[BEGIN]

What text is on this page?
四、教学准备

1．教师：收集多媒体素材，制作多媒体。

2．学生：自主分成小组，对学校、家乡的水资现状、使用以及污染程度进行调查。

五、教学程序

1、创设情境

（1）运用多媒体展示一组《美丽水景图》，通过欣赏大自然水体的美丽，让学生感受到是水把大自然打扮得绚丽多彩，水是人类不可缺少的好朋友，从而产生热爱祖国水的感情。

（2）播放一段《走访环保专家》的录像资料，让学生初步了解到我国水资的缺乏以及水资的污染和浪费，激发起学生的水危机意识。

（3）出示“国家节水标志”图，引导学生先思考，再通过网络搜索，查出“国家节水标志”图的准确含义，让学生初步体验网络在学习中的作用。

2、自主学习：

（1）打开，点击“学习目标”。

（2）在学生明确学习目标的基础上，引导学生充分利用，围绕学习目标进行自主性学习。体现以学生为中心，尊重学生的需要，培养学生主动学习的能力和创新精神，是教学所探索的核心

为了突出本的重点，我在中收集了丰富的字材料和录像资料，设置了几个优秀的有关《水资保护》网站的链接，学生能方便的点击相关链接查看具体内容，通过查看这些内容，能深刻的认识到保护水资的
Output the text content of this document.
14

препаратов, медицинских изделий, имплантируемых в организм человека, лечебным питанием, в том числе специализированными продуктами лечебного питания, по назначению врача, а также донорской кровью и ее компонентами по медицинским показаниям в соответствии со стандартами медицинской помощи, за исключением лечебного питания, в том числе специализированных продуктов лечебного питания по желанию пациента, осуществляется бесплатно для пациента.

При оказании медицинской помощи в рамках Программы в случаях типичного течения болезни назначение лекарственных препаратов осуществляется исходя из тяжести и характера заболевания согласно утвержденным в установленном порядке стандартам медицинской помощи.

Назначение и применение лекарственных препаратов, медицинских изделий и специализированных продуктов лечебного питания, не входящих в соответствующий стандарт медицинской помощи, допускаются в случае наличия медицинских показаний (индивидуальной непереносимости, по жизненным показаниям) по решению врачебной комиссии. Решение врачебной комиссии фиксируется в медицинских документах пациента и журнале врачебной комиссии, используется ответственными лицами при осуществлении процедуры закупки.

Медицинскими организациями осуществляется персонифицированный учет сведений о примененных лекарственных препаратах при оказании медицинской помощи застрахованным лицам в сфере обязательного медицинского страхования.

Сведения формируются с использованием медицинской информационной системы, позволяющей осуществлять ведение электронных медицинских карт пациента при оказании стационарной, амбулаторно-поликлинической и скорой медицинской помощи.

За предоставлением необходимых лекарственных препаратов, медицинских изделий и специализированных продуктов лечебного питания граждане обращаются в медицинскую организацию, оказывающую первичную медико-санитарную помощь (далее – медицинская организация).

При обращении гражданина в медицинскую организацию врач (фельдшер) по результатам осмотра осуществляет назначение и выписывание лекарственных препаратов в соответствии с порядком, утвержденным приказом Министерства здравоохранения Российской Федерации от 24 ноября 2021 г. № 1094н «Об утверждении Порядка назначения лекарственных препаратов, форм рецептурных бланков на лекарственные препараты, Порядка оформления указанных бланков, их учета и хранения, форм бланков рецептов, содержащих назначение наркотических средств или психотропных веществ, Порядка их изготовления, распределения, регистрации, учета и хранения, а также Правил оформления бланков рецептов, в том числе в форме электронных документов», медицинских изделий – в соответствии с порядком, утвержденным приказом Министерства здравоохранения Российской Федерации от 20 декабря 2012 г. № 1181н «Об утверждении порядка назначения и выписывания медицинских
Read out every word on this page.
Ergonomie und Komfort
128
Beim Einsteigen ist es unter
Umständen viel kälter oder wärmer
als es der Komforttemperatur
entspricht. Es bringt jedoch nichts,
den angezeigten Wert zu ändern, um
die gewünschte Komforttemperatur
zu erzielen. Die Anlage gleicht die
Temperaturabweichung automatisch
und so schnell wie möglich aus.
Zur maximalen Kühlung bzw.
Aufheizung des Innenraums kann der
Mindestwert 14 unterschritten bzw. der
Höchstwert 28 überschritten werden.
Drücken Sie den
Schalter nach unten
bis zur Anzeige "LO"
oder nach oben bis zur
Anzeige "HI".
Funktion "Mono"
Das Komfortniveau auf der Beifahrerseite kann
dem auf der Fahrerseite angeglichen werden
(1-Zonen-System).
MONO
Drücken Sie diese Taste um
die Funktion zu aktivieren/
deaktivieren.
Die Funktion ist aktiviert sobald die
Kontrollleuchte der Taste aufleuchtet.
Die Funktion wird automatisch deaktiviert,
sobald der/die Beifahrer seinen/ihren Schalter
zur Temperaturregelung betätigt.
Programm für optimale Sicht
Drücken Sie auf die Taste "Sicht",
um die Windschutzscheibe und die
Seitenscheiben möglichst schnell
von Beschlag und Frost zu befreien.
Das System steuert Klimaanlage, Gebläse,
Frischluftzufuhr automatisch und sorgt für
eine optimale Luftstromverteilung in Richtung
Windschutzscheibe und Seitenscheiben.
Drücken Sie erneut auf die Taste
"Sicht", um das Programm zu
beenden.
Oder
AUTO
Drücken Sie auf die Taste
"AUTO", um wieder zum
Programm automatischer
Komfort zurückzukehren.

[END]

Extract the listing in its entirety, matching it exactly.

What text is on this page?
四、教学准备

1．教师：收集多媒体素材，制作多媒体。

2．学生：自主分成小组，对学校、家乡的水资现状、使用以及污染程度进行调查。

五、教学程序

1、创设情境

（1）运用多媒体展示一组《美丽水景图》，通过欣赏大自然水体的美丽，让学生感受到是水把大自然打扮得绚丽多彩，水是人类不可缺少的好朋友，从而产生热爱祖国水的感情。

（2）播放一段《走访环保专家》的录像资料，让学生初步了解到我国水资的缺乏以及水资的污染和浪费，激发起学生的水危机意识。

（3）出示“国家节水标志”图，引导学生先思考，再通过网络搜索，查出“国家节水标志”图的准确含义，让学生初步体验网络在学习中的作用。

2、自主学习：

（1）打开，点击“学习目标”。

（2）在学生明确学习目标的基础上，引导学生充分利用，围绕学习目标进行自主性学习。体现以学生为中心，尊重学生的需要，培养学生主动学习的能力和创新精神，是教学所探索的核心

为了突出本的重点，我在中收集了丰富的字材料和录像资料，设置了几个优秀的有关《水资保护》网站的链接，学生能方便的点击相关链接查看具体内容，通过查看这些内容，能深刻的认识到保护水资的
Output the text content of this document.
14

препаратов, медицинских изделий, имплантируемых в организм человека, лечебным питанием, в том числе специализированными продуктами лечебного питания, по назначению врача, а также донорской кровью и ее компонентами по медицинским показаниям в соответствии со стандартами медицинской помощи, за исключением лечебного питания, в том числе специализированных продуктов лечебного питания по желанию пациента, осуществляется бесплатно для пациента.

При оказании медицинской помощи в рамках Программы в случаях типичного течения болезни назначение лекарственных препаратов осуществляется исходя из тяжести и характера заболевания согласно утвержденным в установленном порядке стандартам медицинской помощи.

Назначение и применение лекарственных препаратов, медицинских изделий и специализированных продуктов лечебного питания, не входящих в соответствующий стандарт медицинской помощи, допускаются в случае наличия медицинских показаний (индивидуальной непереносимости, по жизненным показаниям) по решению врачебной комиссии. Решение врачебной комиссии фиксируется в медицинских документах пациента и журнале врачебной комиссии, используется ответственными лицами при осуществлении процедуры закупки.

Медицинскими организациями осуществляется персонифицированный учет сведений о примененных лекарственных препаратах при оказании медицинской помощи застрахованным лицам в сфере обязательного медицинского страхования.

Сведения формируются с использованием медицинской информационной системы, позволяющей осуществлять ведение электронных медицинских карт пациента при оказании стационарной, амбулаторно-поликлинической и скорой медицинской помощи.

За предоставлением необходимых лекарственных препаратов, медицинских изделий и специализированных продуктов лечебного питания граждане обращаются в медицинскую организацию, оказывающую первичную медико-санитарную помощь (далее – медицинская организация).

При обращении гражданина в медицинскую организацию врач (фельдшер) по результатам осмотра осуществляет назначение и выписывание лекарственных препаратов в соответствии с порядком, утвержденным приказом Министерства здравоохранения Российской Федерации от 24 ноября 2021 г. № 1094н «Об утверждении Порядка назначения лекарственных препаратов, форм рецептурных бланков на лекарственные препараты, Порядка оформления указанных бланков, их учета и хранения, форм бланков рецептов, содержащих назначение наркотических средств или психотропных веществ, Порядка их изготовления, распределения, регистрации, учета и хранения, а также Правил оформления бланков рецептов, в том числе в форме электронных документов», медицинских изделий – в соответствии с порядком, утвержденным приказом Министерства здравоохранения Российской Федерации от 20 декабря 2012 г. № 1181н «Об утверждении порядка назначения и выписывания медицинских
Read out every word on this page.
Ergonomie und Komfort
128
Beim Einsteigen ist es unter
Umständen viel kälter oder wärmer
als es der Komforttemperatur
entspricht. Es bringt jedoch nichts,
den angezeigten Wert zu ändern, um
die gewünschte Komforttemperatur
zu erzielen. Die Anlage gleicht die
Temperaturabweichung automatisch
und so schnell wie möglich aus.
Zur maximalen Kühlung bzw.
Aufheizung des Innenraums kann der
Mindestwert 14 unterschritten bzw. der
Höchstwert 28 überschritten werden.
Drücken Sie den
Schalter nach unten
bis zur Anzeige "LO"
oder nach oben bis zur
Anzeige "HI".
Funktion "Mono"
Das Komfortniveau auf der Beifahrerseite kann
dem auf der Fahrerseite angeglichen werden
(1-Zonen-System).
MONO
Drücken Sie diese Taste um
die Funktion zu aktivieren/
deaktivieren.
Die Funktion ist aktiviert sobald die
Kontrollleuchte der Taste aufleuchtet.
Die Funktion wird automatisch deaktiviert,
sobald der/die Beifahrer seinen/ihren Schalter
zur Temperaturregelung betätigt.
Programm für optimale Sicht
Drücken Sie auf die Taste "Sicht",
um die Windschutzscheibe und die
Seitenscheiben möglichst schnell
von Beschlag und Frost zu befreien.
Das System steuert Klimaanlage, Gebläse,
Frischluftzufuhr automatisch und sorgt für
eine optimale Luftstromverteilung in Richtung
Windschutzscheibe und Seitenscheiben.
Drücken Sie erneut auf die Taste
"Sicht", um das Programm zu
beenden.
Oder
AUTO
Drücken Sie auf die Taste
"AUTO", um wieder zum
Programm automatischer
Komfort zurückzukehren.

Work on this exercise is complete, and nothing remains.